Goal
Leave out the pictures and reproduce all of the data exactly.

^^^^

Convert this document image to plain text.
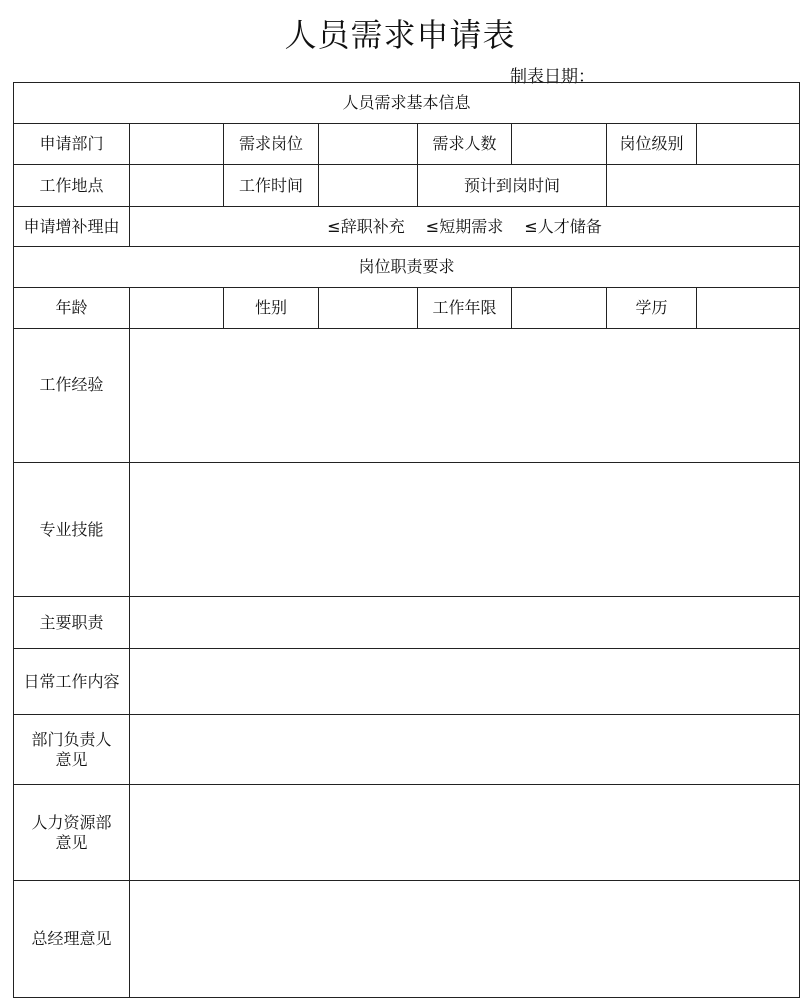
人员需求申请表
制表日期：
人员需求基本信息							
申请部门		需求岗位		需求人数		岗位级别	
工作地点		工作时间		预计到岗时间			
申请增补理由	≤辞职补充 ≤短期需求 ≤人才储备						
岗位职责要求							
年龄		性别		工作年限		学历	
工作经验							
专业技能							
主要职责							
日常工作内容							
部门负责人意见							
人力资源部意见							
总经理意见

^^^^

Answer to this task
Convert this document image to plain text.
人员需求申请表
制表日期：
人员需求基本信息							
申请部门		需求岗位		需求人数		岗位级别	
工作地点		工作时间		预计到岗时间			
申请增补理由	≤辞职补充 ≤短期需求 ≤人才储备						
岗位职责要求							
年龄		性别		工作年限		学历	
工作经验							
专业技能							
主要职责							
日常工作内容							
部门负责人意见							
人力资源部意见							
总经理意见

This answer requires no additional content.